| Exercise task |
Can you pull out each line of the data below that includes the word "xlabel"?
====== Record set
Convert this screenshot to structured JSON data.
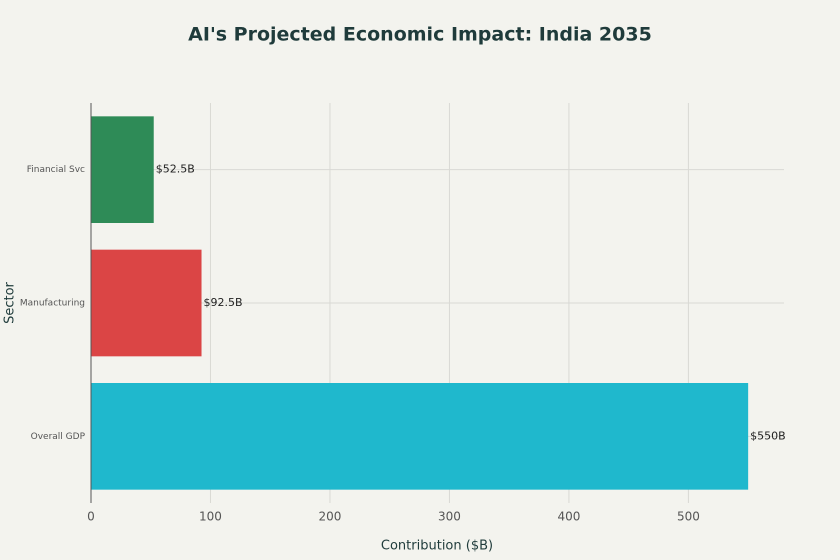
{
  "chart_data": {
    "type": "bar",
    "orientation": "horizontal",
    "title": "AI's Projected Economic Impact: India 2035",
    "x_label": "Contribution ($B)",
    "y_label": "Sector",
    "categories": [
      "Financial Svc",
      "Manufacturing",
      "Overall GDP"
    ],
    "values": [
      52.5,
      92.5,
      550
    ],
    "value_labels": [
      "$52.5B",
      "$92.5B",
      "$550B"
    ],
    "colors": [
      "#2e8b57",
      "#db4545",
      "#1fb8cd"
    ],
    "xlim": [
      0,
      580
    ],
    "xticks": [
      0,
      100,
      200,
      300,
      400,
      500
    ],
    "grid": true
  }
}
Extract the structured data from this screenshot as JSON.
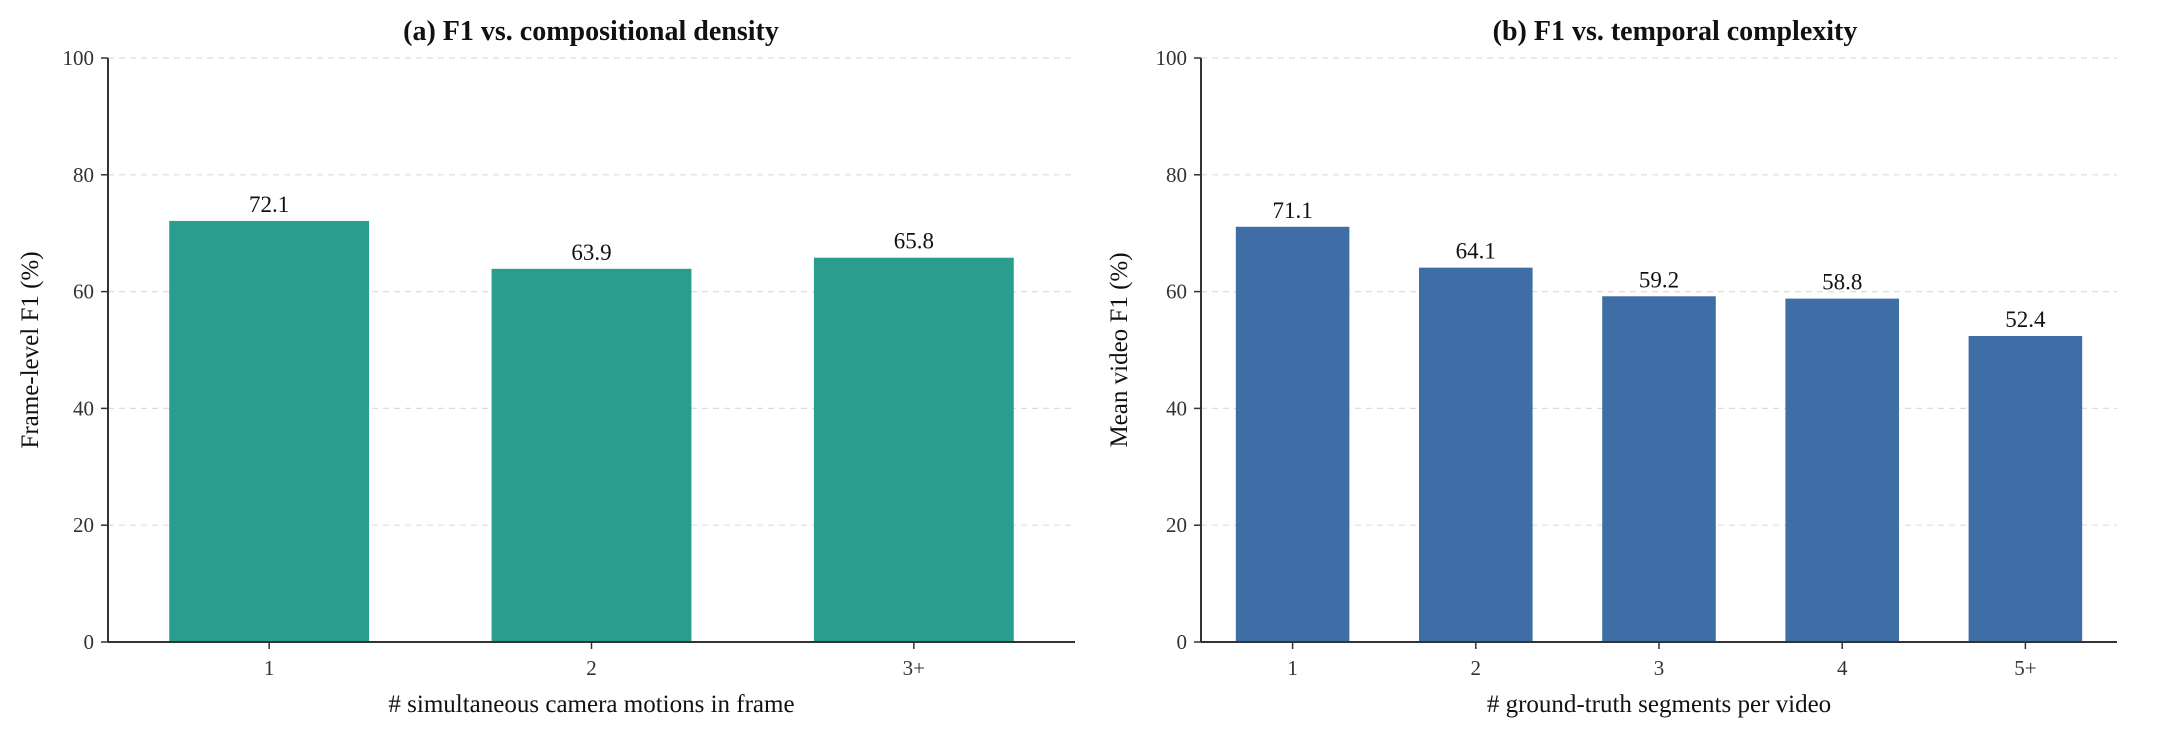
{
  "chart_data": [
    {
      "type": "bar",
      "title": "(a) F1 vs. compositional density",
      "xlabel": "# simultaneous camera motions in frame",
      "ylabel": "Frame-level F1 (%)",
      "categories": [
        "1",
        "2",
        "3+"
      ],
      "values": [
        72.1,
        63.9,
        65.8
      ],
      "data_labels": [
        "72.1",
        "63.9",
        "65.8"
      ],
      "ylim": [
        0,
        100
      ],
      "yticks": [
        0,
        20,
        40,
        60,
        80,
        100
      ],
      "grid": "horizontal dashed",
      "color": "#2a9d8f"
    },
    {
      "type": "bar",
      "title": "(b) F1 vs. temporal complexity",
      "xlabel": "# ground-truth segments per video",
      "ylabel": "Mean video F1 (%)",
      "categories": [
        "1",
        "2",
        "3",
        "4",
        "5+"
      ],
      "values": [
        71.1,
        64.1,
        59.2,
        58.8,
        52.4
      ],
      "data_labels": [
        "71.1",
        "64.1",
        "59.2",
        "58.8",
        "52.4"
      ],
      "ylim": [
        0,
        100
      ],
      "yticks": [
        0,
        20,
        40,
        60,
        80,
        100
      ],
      "grid": "horizontal dashed",
      "color": "#3f6ea6"
    }
  ]
}
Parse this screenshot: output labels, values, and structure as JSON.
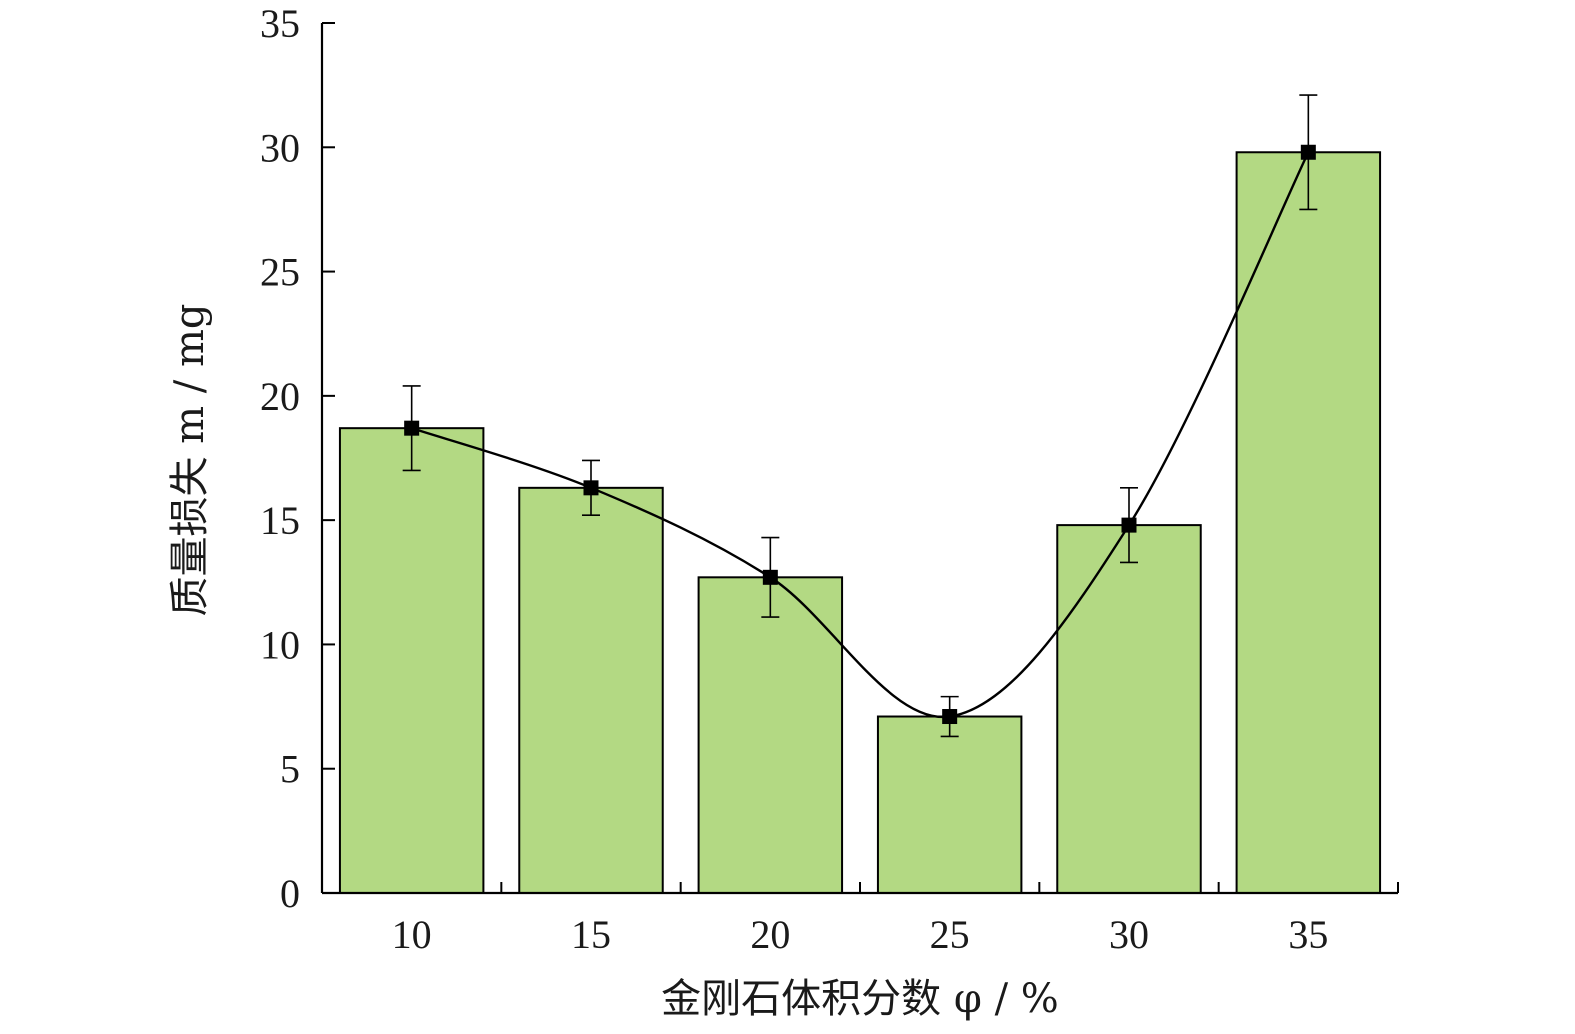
============
| Task response |
      "xlabel": "# simultaneous camera motions in frame",
      "xlabel": "# ground-truth segments per video",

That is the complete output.